Stored data
=-=-=

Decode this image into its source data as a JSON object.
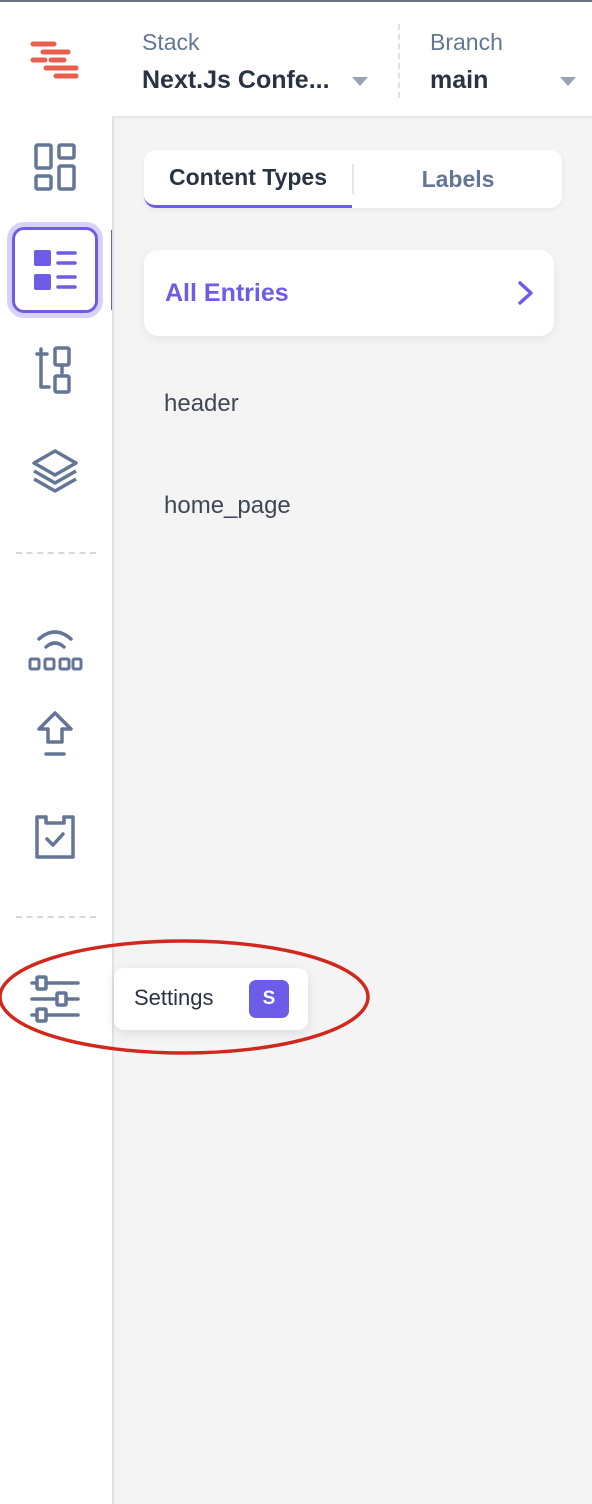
{
  "header": {
    "stack_label": "Stack",
    "stack_value": "Next.Js Confe...",
    "branch_label": "Branch",
    "branch_value": "main"
  },
  "rail": {
    "items": [
      {
        "icon": "dashboard-icon",
        "active": false
      },
      {
        "icon": "entries-list-icon",
        "active": true
      },
      {
        "icon": "content-model-tree-icon",
        "active": false
      },
      {
        "icon": "layers-icon",
        "active": false
      },
      {
        "icon": "signal-icon",
        "active": false
      },
      {
        "icon": "publish-upload-icon",
        "active": false
      },
      {
        "icon": "clipboard-check-icon",
        "active": false
      },
      {
        "icon": "settings-sliders-icon",
        "active": false
      }
    ]
  },
  "tabs": {
    "content_types": "Content Types",
    "labels": "Labels",
    "active": "content_types"
  },
  "all_entries": {
    "label": "All Entries"
  },
  "content_types": [
    "header",
    "home_page"
  ],
  "tooltip": {
    "label": "Settings",
    "shortcut": "S"
  },
  "colors": {
    "accent": "#6c5ce7",
    "logo_red": "#e8604c",
    "icon_slate": "#647696",
    "panel_bg": "#f4f4f5",
    "annotation_red": "#d0281c"
  }
}
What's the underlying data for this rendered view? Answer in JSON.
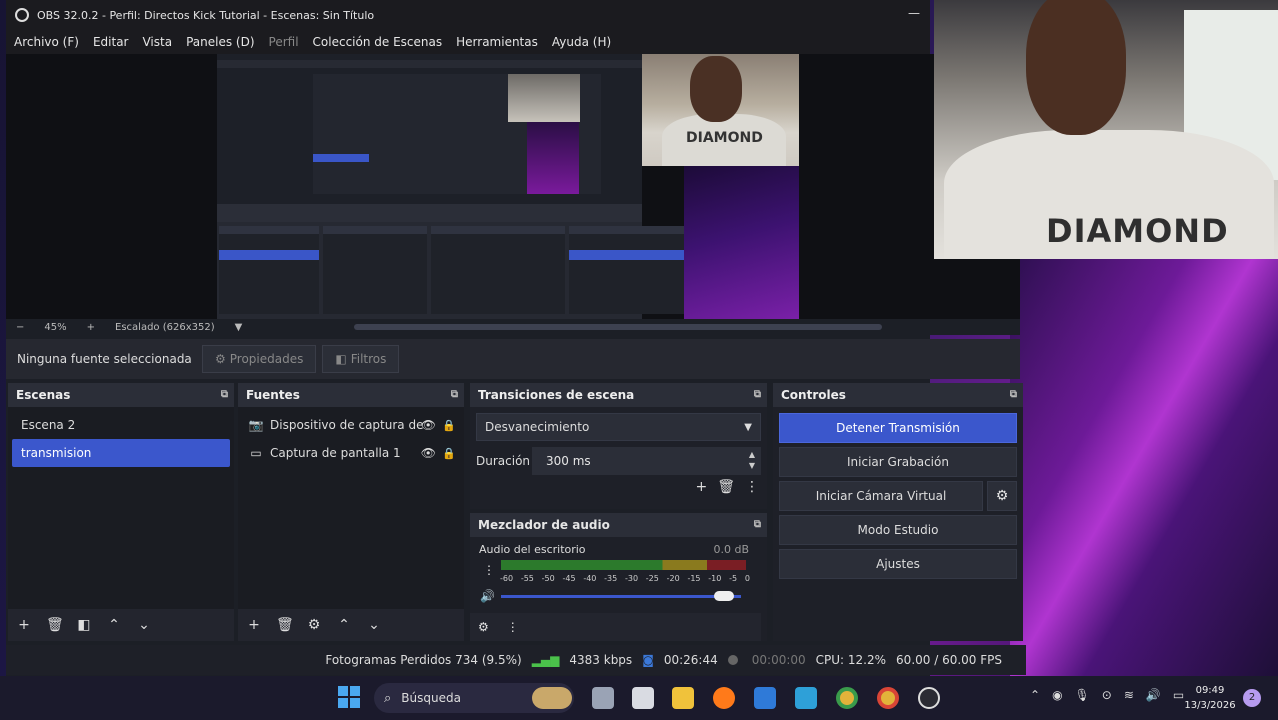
{
  "window": {
    "title": "OBS 32.0.2 - Perfil: Directos Kick Tutorial - Escenas: Sin Título",
    "minimize_glyph": "—"
  },
  "menu": [
    "Archivo (F)",
    "Editar",
    "Vista",
    "Paneles (D)",
    "Perfil",
    "Colección de Escenas",
    "Herramientas",
    "Ayuda (H)"
  ],
  "preview": {
    "camera_text_small": "DIAMOND",
    "camera_text_large": "DIAMOND",
    "zoom_minus": "−",
    "zoom_plus": "+",
    "zoom": "45%",
    "scaling": "Escalado (626x352)"
  },
  "props_bar": {
    "no_source": "Ninguna fuente seleccionada",
    "properties": "Propiedades",
    "filters": "Filtros"
  },
  "scenes": {
    "title": "Escenas",
    "items": [
      "Escena 2",
      "transmision"
    ],
    "selected_index": 1
  },
  "sources": {
    "title": "Fuentes",
    "items": [
      {
        "label": "Dispositivo de captura de",
        "icon": "camera-icon"
      },
      {
        "label": "Captura de pantalla 1",
        "icon": "monitor-icon"
      }
    ]
  },
  "transitions": {
    "title": "Transiciones de escena",
    "type": "Desvanecimiento",
    "duration_label": "Duración",
    "duration_value": "300 ms"
  },
  "mixer": {
    "title": "Mezclador de audio",
    "channel": "Audio del escritorio",
    "db": "0.0 dB",
    "ticks": [
      "-60",
      "-55",
      "-50",
      "-45",
      "-40",
      "-35",
      "-30",
      "-25",
      "-20",
      "-15",
      "-10",
      "-5",
      "0"
    ],
    "volume_level": 0.97
  },
  "controls": {
    "title": "Controles",
    "stop_stream": "Detener Transmisión",
    "start_recording": "Iniciar Grabación",
    "start_virtualcam": "Iniciar Cámara Virtual",
    "studio_mode": "Modo Estudio",
    "settings": "Ajustes"
  },
  "status": {
    "dropped_frames": "Fotogramas Perdidos 734 (9.5%)",
    "bitrate": "4383 kbps",
    "live_time": "00:26:44",
    "rec_time": "00:00:00",
    "cpu": "CPU: 12.2%",
    "fps": "60.00 / 60.00 FPS"
  },
  "taskbar": {
    "search": "Búsqueda",
    "time": "09:49",
    "date": "13/3/2026",
    "notifications": "2"
  },
  "colors": {
    "accent": "#3b57cc",
    "panel": "#1e2028",
    "header": "#2b2e38"
  }
}
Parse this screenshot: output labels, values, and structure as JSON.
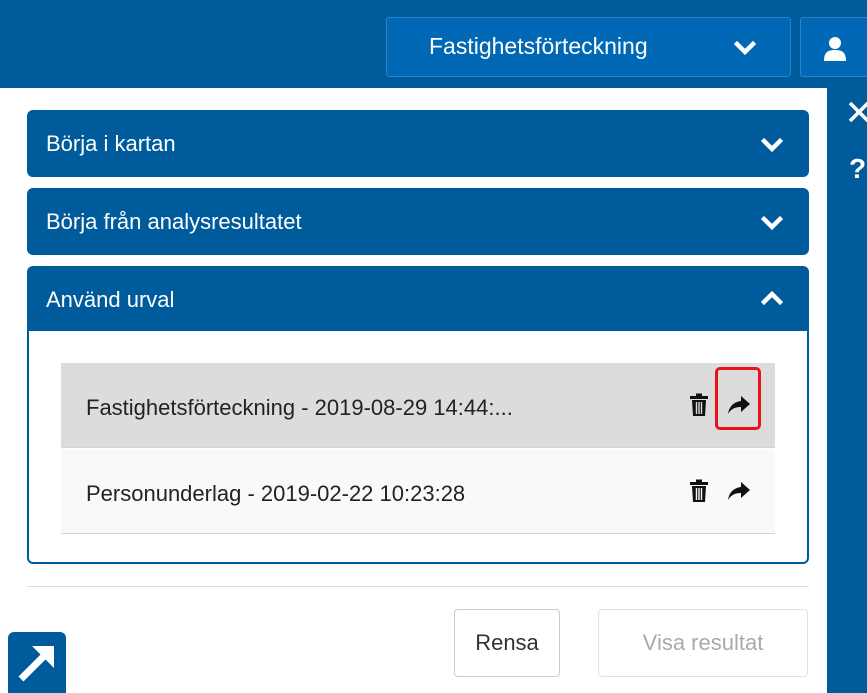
{
  "header": {
    "dropdown_label": "Fastighetsförteckning",
    "dropdown_icon": "chevron-down-icon",
    "user_icon": "user-icon"
  },
  "right_toolbar": {
    "close_icon": "close-icon",
    "help_glyph": "?"
  },
  "panels": [
    {
      "title": "Börja i kartan",
      "expanded": false
    },
    {
      "title": "Börja från analysresultatet",
      "expanded": false
    },
    {
      "title": "Använd urval",
      "expanded": true,
      "items": [
        {
          "label": "Fastighetsförteckning - 2019-08-29 14:44:...",
          "selected": true,
          "highlighted_action": "use-selection-arrow"
        },
        {
          "label": "Personunderlag - 2019-02-22 10:23:28",
          "selected": false
        }
      ]
    }
  ],
  "actions": {
    "clear_label": "Rensa",
    "show_result_label": "Visa resultat",
    "show_result_enabled": false
  },
  "colors": {
    "primary": "#005b9c",
    "selected_row": "#dcdcdc",
    "highlight": "#e8141c"
  }
}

=-=-=

■ WORK INSTRUCTIONS: Set the data above down again exactly as given, with no pictures.

■ RIGHT ANSWER:
Decode this image into its source data as a JSON object.
{
  "header": {
    "stack_label": "Stack",
    "stack_value": "Next.Js Confe...",
    "branch_label": "Branch",
    "branch_value": "main"
  },
  "rail": {
    "items": [
      {
        "icon": "dashboard-icon",
        "active": false
      },
      {
        "icon": "entries-list-icon",
        "active": true
      },
      {
        "icon": "content-model-tree-icon",
        "active": false
      },
      {
        "icon": "layers-icon",
        "active": false
      },
      {
        "icon": "signal-icon",
        "active": false
      },
      {
        "icon": "publish-upload-icon",
        "active": false
      },
      {
        "icon": "clipboard-check-icon",
        "active": false
      },
      {
        "icon": "settings-sliders-icon",
        "active": false
      }
    ]
  },
  "tabs": {
    "content_types": "Content Types",
    "labels": "Labels",
    "active": "content_types"
  },
  "all_entries": {
    "label": "All Entries"
  },
  "content_types": [
    "header",
    "home_page"
  ],
  "tooltip": {
    "label": "Settings",
    "shortcut": "S"
  },
  "colors": {
    "accent": "#6c5ce7",
    "logo_red": "#e8604c",
    "icon_slate": "#647696",
    "panel_bg": "#f4f4f5",
    "annotation_red": "#d0281c"
  }
}
What's the underlying data for this rendered view? Answer in JSON.
{
  "window": {
    "title": "OBS 32.0.2 - Perfil: Directos Kick Tutorial - Escenas: Sin Título",
    "minimize_glyph": "—"
  },
  "menu": [
    "Archivo (F)",
    "Editar",
    "Vista",
    "Paneles (D)",
    "Perfil",
    "Colección de Escenas",
    "Herramientas",
    "Ayuda (H)"
  ],
  "preview": {
    "camera_text_small": "DIAMOND",
    "camera_text_large": "DIAMOND",
    "zoom_minus": "−",
    "zoom_plus": "+",
    "zoom": "45%",
    "scaling": "Escalado (626x352)"
  },
  "props_bar": {
    "no_source": "Ninguna fuente seleccionada",
    "properties": "Propiedades",
    "filters": "Filtros"
  },
  "scenes": {
    "title": "Escenas",
    "items": [
      "Escena 2",
      "transmision"
    ],
    "selected_index": 1
  },
  "sources": {
    "title": "Fuentes",
    "items": [
      {
        "label": "Dispositivo de captura de",
        "icon": "camera-icon"
      },
      {
        "label": "Captura de pantalla 1",
        "icon": "monitor-icon"
      }
    ]
  },
  "transitions": {
    "title": "Transiciones de escena",
    "type": "Desvanecimiento",
    "duration_label": "Duración",
    "duration_value": "300 ms"
  },
  "mixer": {
    "title": "Mezclador de audio",
    "channel": "Audio del escritorio",
    "db": "0.0 dB",
    "ticks": [
      "-60",
      "-55",
      "-50",
      "-45",
      "-40",
      "-35",
      "-30",
      "-25",
      "-20",
      "-15",
      "-10",
      "-5",
      "0"
    ],
    "volume_level": 0.97
  },
  "controls": {
    "title": "Controles",
    "stop_stream": "Detener Transmisión",
    "start_recording": "Iniciar Grabación",
    "start_virtualcam": "Iniciar Cámara Virtual",
    "studio_mode": "Modo Estudio",
    "settings": "Ajustes"
  },
  "status": {
    "dropped_frames": "Fotogramas Perdidos 734 (9.5%)",
    "bitrate": "4383 kbps",
    "live_time": "00:26:44",
    "rec_time": "00:00:00",
    "cpu": "CPU: 12.2%",
    "fps": "60.00 / 60.00 FPS"
  },
  "taskbar": {
    "search": "Búsqueda",
    "time": "09:49",
    "date": "13/3/2026",
    "notifications": "2"
  },
  "colors": {
    "accent": "#3b57cc",
    "panel": "#1e2028",
    "header": "#2b2e38"
  }
}
Parse this screenshot: output labels, values, and structure as JSON.
{
  "header": {
    "dropdown_label": "Fastighetsförteckning",
    "dropdown_icon": "chevron-down-icon",
    "user_icon": "user-icon"
  },
  "right_toolbar": {
    "close_icon": "close-icon",
    "help_glyph": "?"
  },
  "panels": [
    {
      "title": "Börja i kartan",
      "expanded": false
    },
    {
      "title": "Börja från analysresultatet",
      "expanded": false
    },
    {
      "title": "Använd urval",
      "expanded": true,
      "items": [
        {
          "label": "Fastighetsförteckning - 2019-08-29 14:44:...",
          "selected": true,
          "highlighted_action": "use-selection-arrow"
        },
        {
          "label": "Personunderlag - 2019-02-22 10:23:28",
          "selected": false
        }
      ]
    }
  ],
  "actions": {
    "clear_label": "Rensa",
    "show_result_label": "Visa resultat",
    "show_result_enabled": false
  },
  "colors": {
    "primary": "#005b9c",
    "selected_row": "#dcdcdc",
    "highlight": "#e8141c"
  }
}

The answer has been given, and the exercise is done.